To do: Return the records word for word. Any pictures in them are not part of the copy.

Data listing:
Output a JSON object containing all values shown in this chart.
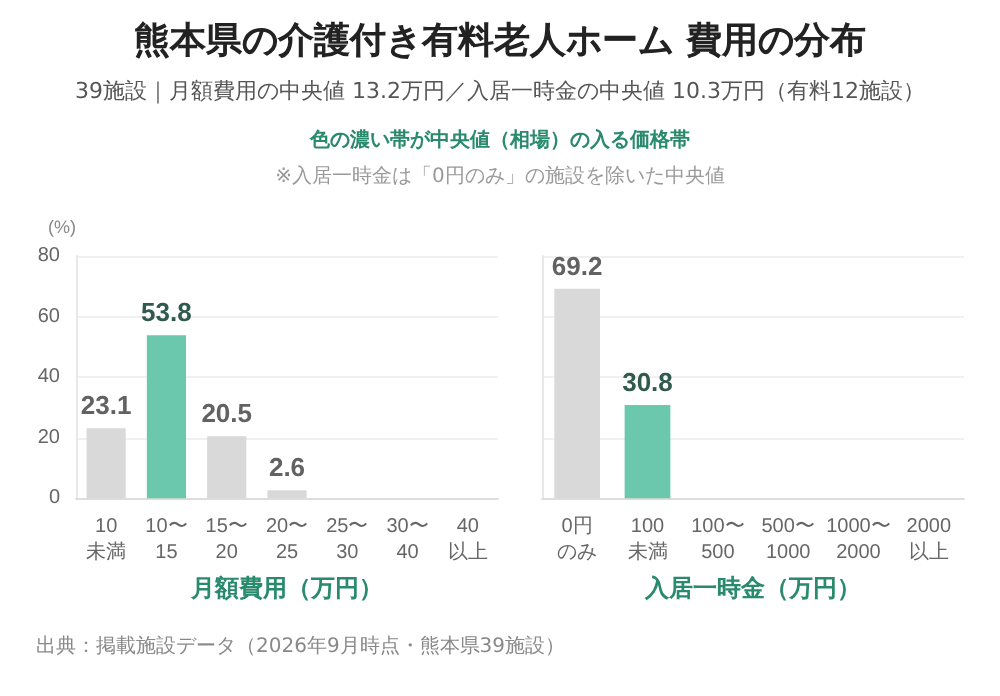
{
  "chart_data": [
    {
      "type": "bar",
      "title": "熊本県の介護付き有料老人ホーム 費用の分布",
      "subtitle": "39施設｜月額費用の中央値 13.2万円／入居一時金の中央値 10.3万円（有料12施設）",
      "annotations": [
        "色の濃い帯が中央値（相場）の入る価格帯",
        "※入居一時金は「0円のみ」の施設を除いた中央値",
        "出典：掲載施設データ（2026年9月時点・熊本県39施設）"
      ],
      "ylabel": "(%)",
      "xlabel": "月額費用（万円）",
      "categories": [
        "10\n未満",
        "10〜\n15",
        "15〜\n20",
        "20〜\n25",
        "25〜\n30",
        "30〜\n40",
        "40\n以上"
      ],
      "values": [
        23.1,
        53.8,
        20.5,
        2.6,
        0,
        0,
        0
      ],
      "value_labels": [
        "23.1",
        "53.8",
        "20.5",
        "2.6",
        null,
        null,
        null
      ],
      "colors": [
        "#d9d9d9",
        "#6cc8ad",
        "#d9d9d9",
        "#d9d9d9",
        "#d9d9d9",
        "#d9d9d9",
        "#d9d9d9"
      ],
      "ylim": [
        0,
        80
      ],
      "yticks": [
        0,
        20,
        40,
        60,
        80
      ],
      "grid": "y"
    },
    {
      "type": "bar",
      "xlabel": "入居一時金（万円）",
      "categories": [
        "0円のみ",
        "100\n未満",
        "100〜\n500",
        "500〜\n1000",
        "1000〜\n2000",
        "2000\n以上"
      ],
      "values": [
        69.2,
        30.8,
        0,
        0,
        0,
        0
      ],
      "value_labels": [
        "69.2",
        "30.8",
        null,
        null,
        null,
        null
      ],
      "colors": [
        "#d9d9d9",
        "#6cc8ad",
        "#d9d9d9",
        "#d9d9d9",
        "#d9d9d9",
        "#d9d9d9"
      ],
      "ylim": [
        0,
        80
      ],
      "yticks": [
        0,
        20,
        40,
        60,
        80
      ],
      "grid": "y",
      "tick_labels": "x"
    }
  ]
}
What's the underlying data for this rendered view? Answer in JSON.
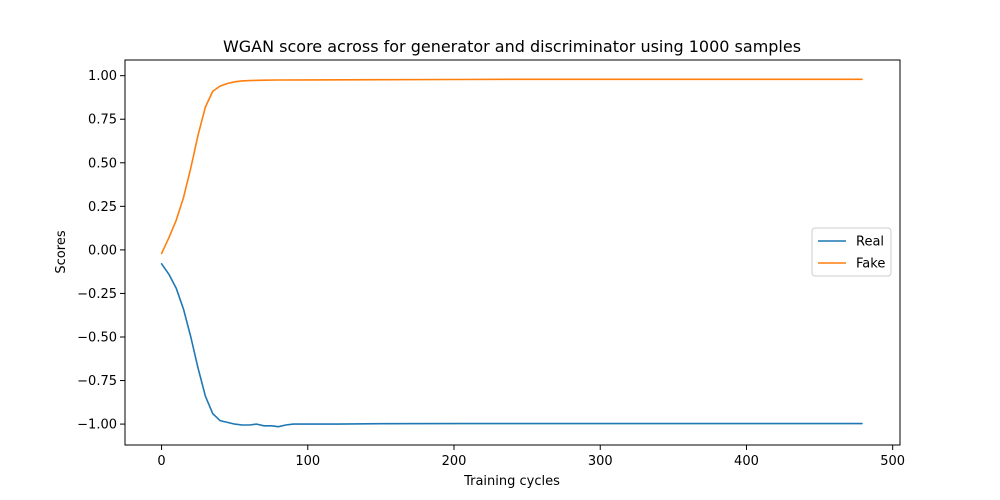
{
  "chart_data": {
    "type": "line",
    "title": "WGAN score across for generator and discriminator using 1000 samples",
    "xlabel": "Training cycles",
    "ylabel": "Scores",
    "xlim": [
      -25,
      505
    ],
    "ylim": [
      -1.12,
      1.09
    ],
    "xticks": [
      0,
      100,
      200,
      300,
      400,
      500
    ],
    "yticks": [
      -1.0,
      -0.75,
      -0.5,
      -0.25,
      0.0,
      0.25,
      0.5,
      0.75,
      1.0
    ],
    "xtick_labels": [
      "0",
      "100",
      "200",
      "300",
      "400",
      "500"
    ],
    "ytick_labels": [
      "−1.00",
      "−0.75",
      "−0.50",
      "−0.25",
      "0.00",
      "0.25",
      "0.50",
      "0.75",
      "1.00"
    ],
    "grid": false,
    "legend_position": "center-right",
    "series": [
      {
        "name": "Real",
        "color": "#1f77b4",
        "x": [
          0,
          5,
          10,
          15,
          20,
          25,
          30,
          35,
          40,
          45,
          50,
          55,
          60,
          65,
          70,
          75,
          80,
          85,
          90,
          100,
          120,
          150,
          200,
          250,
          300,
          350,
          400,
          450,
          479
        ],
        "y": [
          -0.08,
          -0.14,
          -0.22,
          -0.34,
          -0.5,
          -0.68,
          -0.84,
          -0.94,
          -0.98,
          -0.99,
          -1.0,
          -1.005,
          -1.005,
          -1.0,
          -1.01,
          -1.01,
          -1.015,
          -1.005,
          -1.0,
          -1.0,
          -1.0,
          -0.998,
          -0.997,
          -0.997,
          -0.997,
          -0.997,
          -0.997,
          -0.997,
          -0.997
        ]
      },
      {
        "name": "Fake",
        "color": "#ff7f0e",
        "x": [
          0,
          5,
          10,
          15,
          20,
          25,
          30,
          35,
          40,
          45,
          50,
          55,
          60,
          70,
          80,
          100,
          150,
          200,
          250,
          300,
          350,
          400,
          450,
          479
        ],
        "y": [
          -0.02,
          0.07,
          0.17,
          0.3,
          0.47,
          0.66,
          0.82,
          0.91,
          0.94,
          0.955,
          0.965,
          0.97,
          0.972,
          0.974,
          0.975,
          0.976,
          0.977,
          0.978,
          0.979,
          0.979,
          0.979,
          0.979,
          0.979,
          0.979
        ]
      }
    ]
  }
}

In response:
Output a JSON object containing all values shown in this chart.
{
  "chart_data": [
    {
      "type": "bar",
      "title": "熊本県の介護付き有料老人ホーム 費用の分布",
      "subtitle": "39施設｜月額費用の中央値 13.2万円／入居一時金の中央値 10.3万円（有料12施設）",
      "annotations": [
        "色の濃い帯が中央値（相場）の入る価格帯",
        "※入居一時金は「0円のみ」の施設を除いた中央値",
        "出典：掲載施設データ（2026年9月時点・熊本県39施設）"
      ],
      "ylabel": "(%)",
      "xlabel": "月額費用（万円）",
      "categories": [
        "10\n未満",
        "10〜\n15",
        "15〜\n20",
        "20〜\n25",
        "25〜\n30",
        "30〜\n40",
        "40\n以上"
      ],
      "values": [
        23.1,
        53.8,
        20.5,
        2.6,
        0,
        0,
        0
      ],
      "value_labels": [
        "23.1",
        "53.8",
        "20.5",
        "2.6",
        null,
        null,
        null
      ],
      "colors": [
        "#d9d9d9",
        "#6cc8ad",
        "#d9d9d9",
        "#d9d9d9",
        "#d9d9d9",
        "#d9d9d9",
        "#d9d9d9"
      ],
      "ylim": [
        0,
        80
      ],
      "yticks": [
        0,
        20,
        40,
        60,
        80
      ],
      "grid": "y"
    },
    {
      "type": "bar",
      "xlabel": "入居一時金（万円）",
      "categories": [
        "0円のみ",
        "100\n未満",
        "100〜\n500",
        "500〜\n1000",
        "1000〜\n2000",
        "2000\n以上"
      ],
      "values": [
        69.2,
        30.8,
        0,
        0,
        0,
        0
      ],
      "value_labels": [
        "69.2",
        "30.8",
        null,
        null,
        null,
        null
      ],
      "colors": [
        "#d9d9d9",
        "#6cc8ad",
        "#d9d9d9",
        "#d9d9d9",
        "#d9d9d9",
        "#d9d9d9"
      ],
      "ylim": [
        0,
        80
      ],
      "yticks": [
        0,
        20,
        40,
        60,
        80
      ],
      "grid": "y",
      "tick_labels": "x"
    }
  ]
}
What's the underlying data for this rendered view? Answer in JSON.
{
  "chart_data": {
    "type": "line",
    "title": "WGAN score across for generator and discriminator using 1000 samples",
    "xlabel": "Training cycles",
    "ylabel": "Scores",
    "xlim": [
      -25,
      505
    ],
    "ylim": [
      -1.12,
      1.09
    ],
    "xticks": [
      0,
      100,
      200,
      300,
      400,
      500
    ],
    "yticks": [
      -1.0,
      -0.75,
      -0.5,
      -0.25,
      0.0,
      0.25,
      0.5,
      0.75,
      1.0
    ],
    "xtick_labels": [
      "0",
      "100",
      "200",
      "300",
      "400",
      "500"
    ],
    "ytick_labels": [
      "−1.00",
      "−0.75",
      "−0.50",
      "−0.25",
      "0.00",
      "0.25",
      "0.50",
      "0.75",
      "1.00"
    ],
    "grid": false,
    "legend_position": "center-right",
    "series": [
      {
        "name": "Real",
        "color": "#1f77b4",
        "x": [
          0,
          5,
          10,
          15,
          20,
          25,
          30,
          35,
          40,
          45,
          50,
          55,
          60,
          65,
          70,
          75,
          80,
          85,
          90,
          100,
          120,
          150,
          200,
          250,
          300,
          350,
          400,
          450,
          479
        ],
        "y": [
          -0.08,
          -0.14,
          -0.22,
          -0.34,
          -0.5,
          -0.68,
          -0.84,
          -0.94,
          -0.98,
          -0.99,
          -1.0,
          -1.005,
          -1.005,
          -1.0,
          -1.01,
          -1.01,
          -1.015,
          -1.005,
          -1.0,
          -1.0,
          -1.0,
          -0.998,
          -0.997,
          -0.997,
          -0.997,
          -0.997,
          -0.997,
          -0.997,
          -0.997
        ]
      },
      {
        "name": "Fake",
        "color": "#ff7f0e",
        "x": [
          0,
          5,
          10,
          15,
          20,
          25,
          30,
          35,
          40,
          45,
          50,
          55,
          60,
          70,
          80,
          100,
          150,
          200,
          250,
          300,
          350,
          400,
          450,
          479
        ],
        "y": [
          -0.02,
          0.07,
          0.17,
          0.3,
          0.47,
          0.66,
          0.82,
          0.91,
          0.94,
          0.955,
          0.965,
          0.97,
          0.972,
          0.974,
          0.975,
          0.976,
          0.977,
          0.978,
          0.979,
          0.979,
          0.979,
          0.979,
          0.979,
          0.979
        ]
      }
    ]
  }
}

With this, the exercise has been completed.